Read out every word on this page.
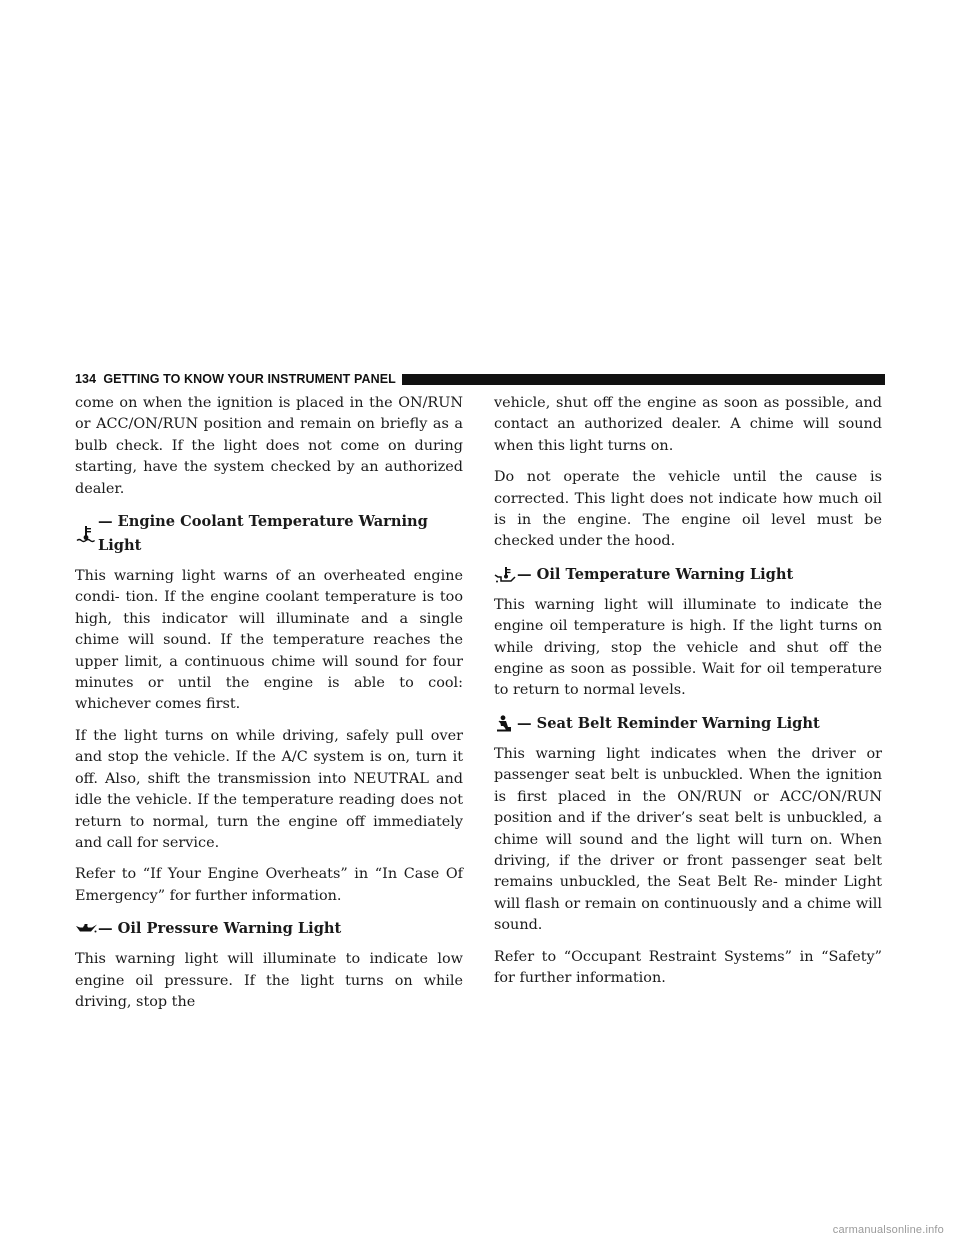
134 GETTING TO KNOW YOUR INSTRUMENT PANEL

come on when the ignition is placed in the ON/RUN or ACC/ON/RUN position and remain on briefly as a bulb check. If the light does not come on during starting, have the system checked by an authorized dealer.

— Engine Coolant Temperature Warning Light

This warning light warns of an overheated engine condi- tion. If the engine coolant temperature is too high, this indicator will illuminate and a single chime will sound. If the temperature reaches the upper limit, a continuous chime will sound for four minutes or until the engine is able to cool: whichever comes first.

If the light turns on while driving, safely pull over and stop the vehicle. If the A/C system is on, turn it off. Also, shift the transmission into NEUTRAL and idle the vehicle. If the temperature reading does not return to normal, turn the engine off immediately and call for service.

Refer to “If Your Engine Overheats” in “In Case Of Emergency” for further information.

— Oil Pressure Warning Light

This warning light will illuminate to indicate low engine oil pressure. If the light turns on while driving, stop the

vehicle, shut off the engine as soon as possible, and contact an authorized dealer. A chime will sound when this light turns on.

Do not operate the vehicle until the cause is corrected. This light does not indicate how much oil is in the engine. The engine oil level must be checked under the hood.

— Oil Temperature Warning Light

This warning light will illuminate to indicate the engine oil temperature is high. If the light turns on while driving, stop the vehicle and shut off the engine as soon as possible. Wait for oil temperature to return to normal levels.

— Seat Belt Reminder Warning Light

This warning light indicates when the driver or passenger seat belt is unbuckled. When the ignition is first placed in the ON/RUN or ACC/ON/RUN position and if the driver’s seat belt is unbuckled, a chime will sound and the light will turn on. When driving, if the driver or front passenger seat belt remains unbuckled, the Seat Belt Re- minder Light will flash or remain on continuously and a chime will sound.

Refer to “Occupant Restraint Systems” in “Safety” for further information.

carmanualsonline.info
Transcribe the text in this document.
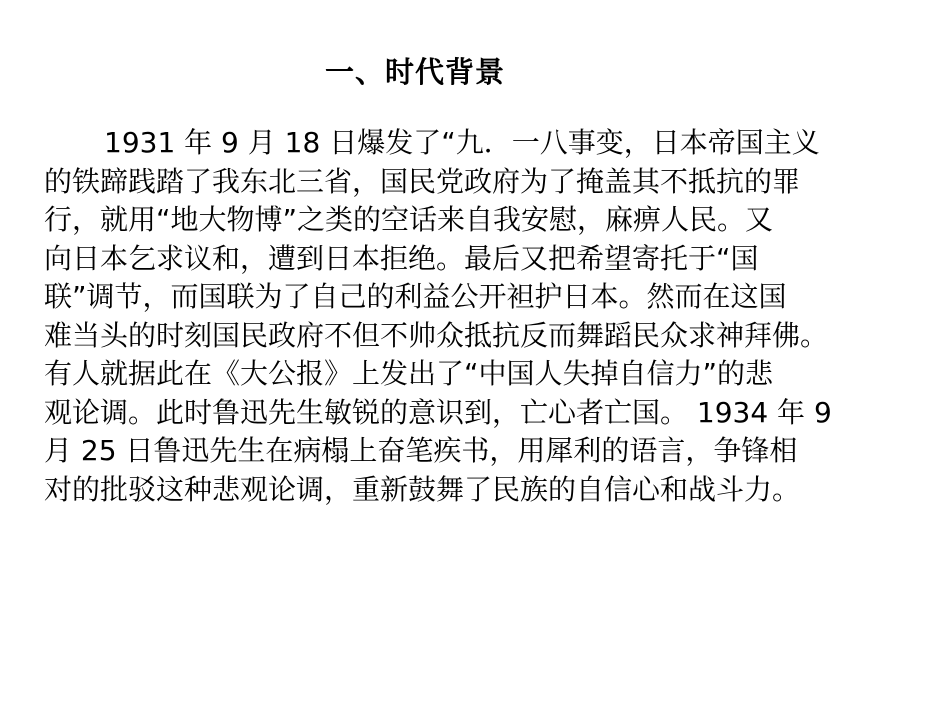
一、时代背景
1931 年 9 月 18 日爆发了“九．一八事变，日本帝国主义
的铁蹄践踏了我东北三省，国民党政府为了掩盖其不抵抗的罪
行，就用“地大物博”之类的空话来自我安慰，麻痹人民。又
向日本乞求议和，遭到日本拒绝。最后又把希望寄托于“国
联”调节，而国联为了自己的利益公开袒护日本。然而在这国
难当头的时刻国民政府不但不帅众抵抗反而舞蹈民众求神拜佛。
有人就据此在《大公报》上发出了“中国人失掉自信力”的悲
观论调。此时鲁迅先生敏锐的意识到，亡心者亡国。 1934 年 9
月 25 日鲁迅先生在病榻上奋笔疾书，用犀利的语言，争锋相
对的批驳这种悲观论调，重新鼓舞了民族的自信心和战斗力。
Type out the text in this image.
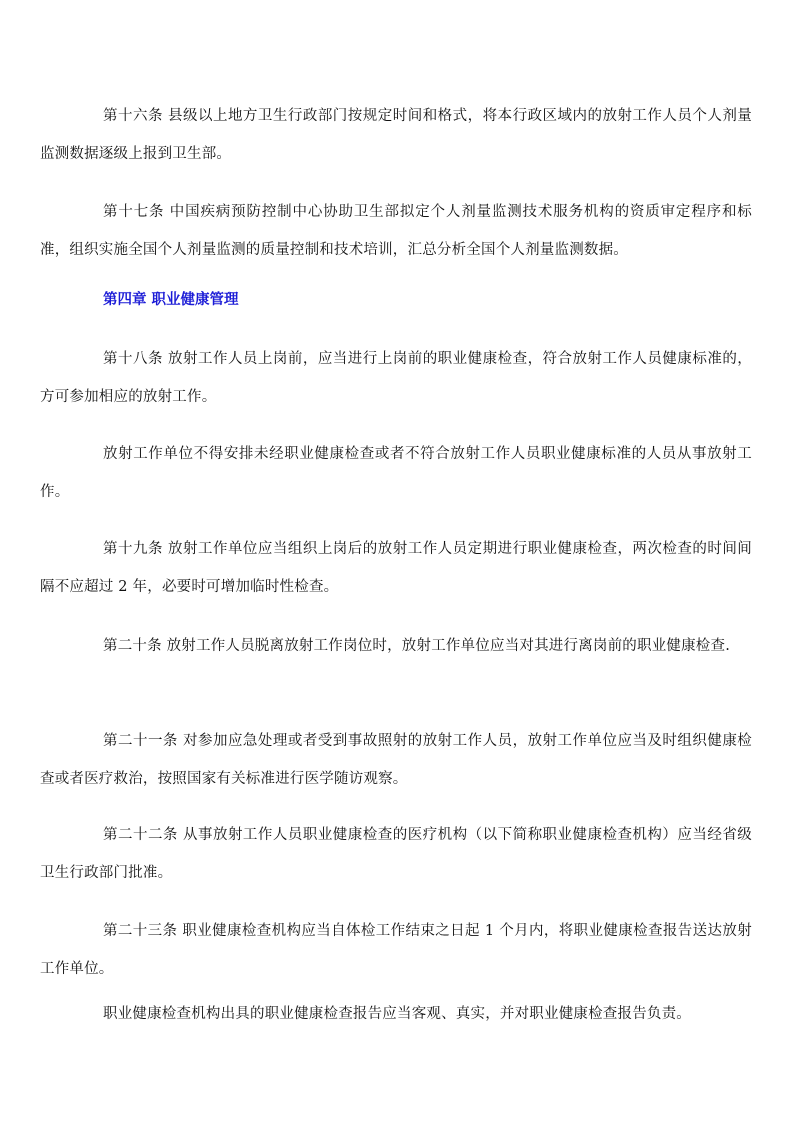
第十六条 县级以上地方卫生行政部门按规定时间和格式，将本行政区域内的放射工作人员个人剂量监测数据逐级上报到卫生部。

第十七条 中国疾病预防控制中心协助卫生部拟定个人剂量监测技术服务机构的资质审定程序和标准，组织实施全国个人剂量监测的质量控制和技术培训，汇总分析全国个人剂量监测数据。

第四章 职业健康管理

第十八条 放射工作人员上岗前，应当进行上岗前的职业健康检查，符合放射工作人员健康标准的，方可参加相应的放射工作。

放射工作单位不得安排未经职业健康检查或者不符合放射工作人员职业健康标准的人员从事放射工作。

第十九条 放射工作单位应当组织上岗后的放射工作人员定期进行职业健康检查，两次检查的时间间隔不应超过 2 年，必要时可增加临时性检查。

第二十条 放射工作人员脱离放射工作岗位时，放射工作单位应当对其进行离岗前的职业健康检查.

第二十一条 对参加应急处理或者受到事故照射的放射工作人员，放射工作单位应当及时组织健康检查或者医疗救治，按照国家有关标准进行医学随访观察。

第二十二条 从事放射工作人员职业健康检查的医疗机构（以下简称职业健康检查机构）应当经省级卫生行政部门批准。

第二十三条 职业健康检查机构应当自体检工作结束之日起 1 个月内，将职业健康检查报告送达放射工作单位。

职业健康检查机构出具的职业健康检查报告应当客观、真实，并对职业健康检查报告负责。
------------------------------------------------------------------------
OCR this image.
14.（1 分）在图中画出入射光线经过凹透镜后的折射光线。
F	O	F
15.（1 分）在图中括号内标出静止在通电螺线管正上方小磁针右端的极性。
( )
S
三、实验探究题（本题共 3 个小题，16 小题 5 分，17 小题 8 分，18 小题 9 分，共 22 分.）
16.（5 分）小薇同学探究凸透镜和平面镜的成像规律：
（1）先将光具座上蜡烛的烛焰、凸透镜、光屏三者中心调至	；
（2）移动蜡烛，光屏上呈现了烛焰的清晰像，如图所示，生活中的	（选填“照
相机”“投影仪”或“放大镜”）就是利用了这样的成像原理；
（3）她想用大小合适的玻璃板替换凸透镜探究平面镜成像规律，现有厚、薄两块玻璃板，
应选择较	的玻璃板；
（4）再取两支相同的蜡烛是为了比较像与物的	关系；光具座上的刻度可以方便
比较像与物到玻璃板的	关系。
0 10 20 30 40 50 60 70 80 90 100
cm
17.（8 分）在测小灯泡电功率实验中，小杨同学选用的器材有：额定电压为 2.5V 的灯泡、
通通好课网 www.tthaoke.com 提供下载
------------------------------------------------------------------------
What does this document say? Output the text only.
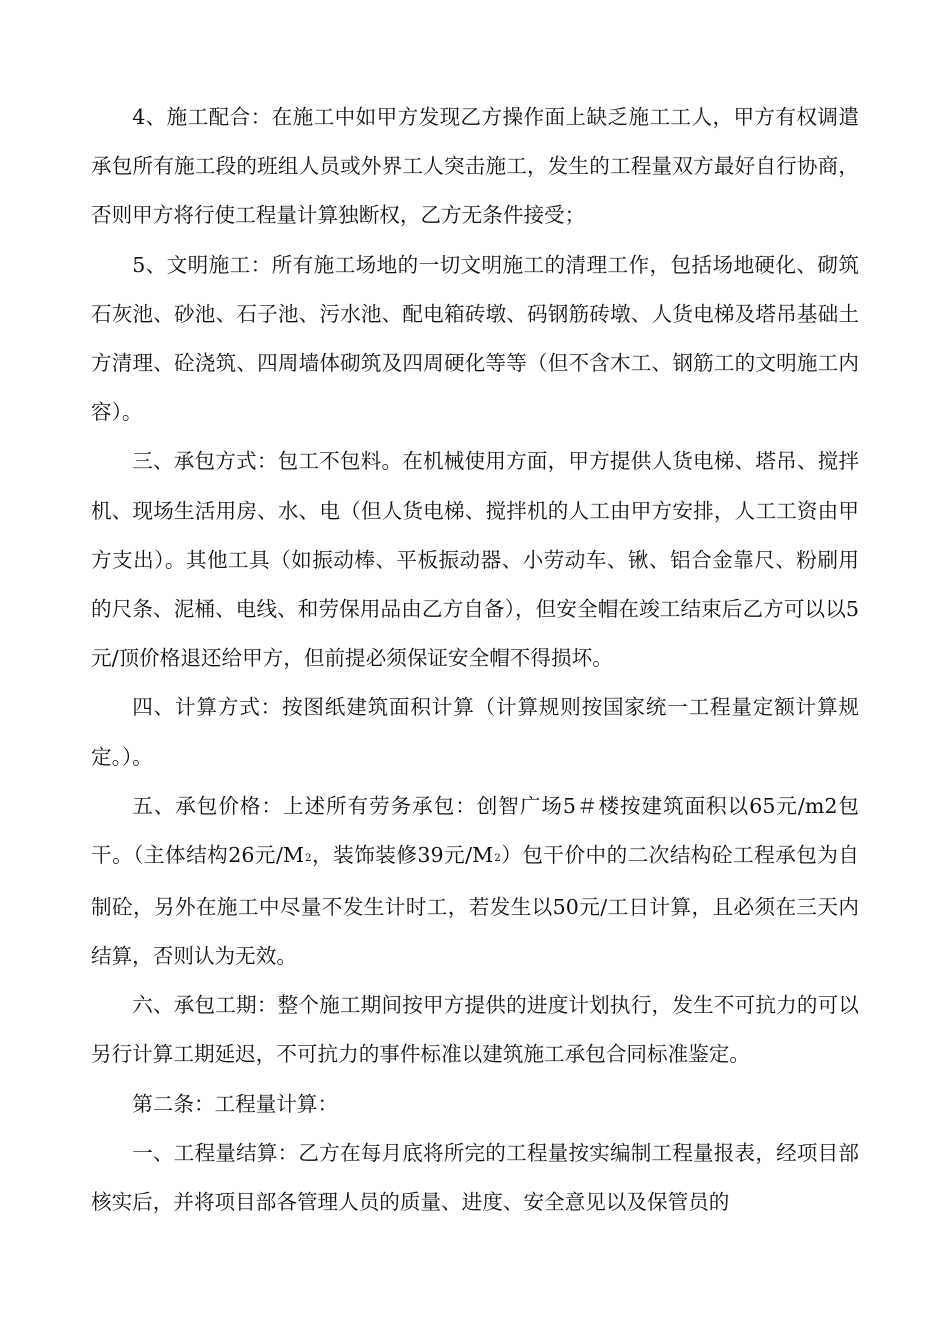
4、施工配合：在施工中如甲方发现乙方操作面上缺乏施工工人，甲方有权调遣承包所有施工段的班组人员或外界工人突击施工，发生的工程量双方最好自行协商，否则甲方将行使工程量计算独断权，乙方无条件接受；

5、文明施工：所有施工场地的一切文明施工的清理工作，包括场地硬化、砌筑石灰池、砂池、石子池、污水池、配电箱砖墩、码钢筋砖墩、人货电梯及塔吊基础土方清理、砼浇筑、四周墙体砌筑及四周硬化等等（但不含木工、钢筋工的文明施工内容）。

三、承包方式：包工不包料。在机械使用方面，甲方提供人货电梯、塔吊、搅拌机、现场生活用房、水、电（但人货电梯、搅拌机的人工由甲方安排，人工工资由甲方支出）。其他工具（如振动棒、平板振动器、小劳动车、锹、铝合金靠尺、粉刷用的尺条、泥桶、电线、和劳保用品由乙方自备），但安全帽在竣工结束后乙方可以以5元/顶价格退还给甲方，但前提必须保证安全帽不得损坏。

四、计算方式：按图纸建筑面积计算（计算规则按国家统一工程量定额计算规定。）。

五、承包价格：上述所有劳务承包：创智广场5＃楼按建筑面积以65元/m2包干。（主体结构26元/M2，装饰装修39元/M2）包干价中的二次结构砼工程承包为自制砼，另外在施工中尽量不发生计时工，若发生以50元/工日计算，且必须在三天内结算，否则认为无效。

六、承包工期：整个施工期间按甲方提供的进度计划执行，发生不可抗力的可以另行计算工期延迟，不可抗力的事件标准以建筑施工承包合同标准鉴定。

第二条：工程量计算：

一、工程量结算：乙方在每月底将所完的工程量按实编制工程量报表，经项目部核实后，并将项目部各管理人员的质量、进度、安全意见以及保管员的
------------------------------------------------------------------------
Your task: From the data above, copy each line that has the string "illuminate".

Written answer:
This warning light warns of an overheated engine condi- tion. If the engine coolant temperature is too high, this indicator will illuminate and a single chime will sound. If the temperature reaches the upper limit, a continuous chime will sound for four minutes or until the engine is able to cool: whichever comes first.
This warning light will illuminate to indicate low engine oil pressure. If the light turns on while driving, stop the
This warning light will illuminate to indicate the engine oil temperature is high. If the light turns on while driving, stop the vehicle and shut off the engine as soon as possible. Wait for oil temperature to return to normal levels.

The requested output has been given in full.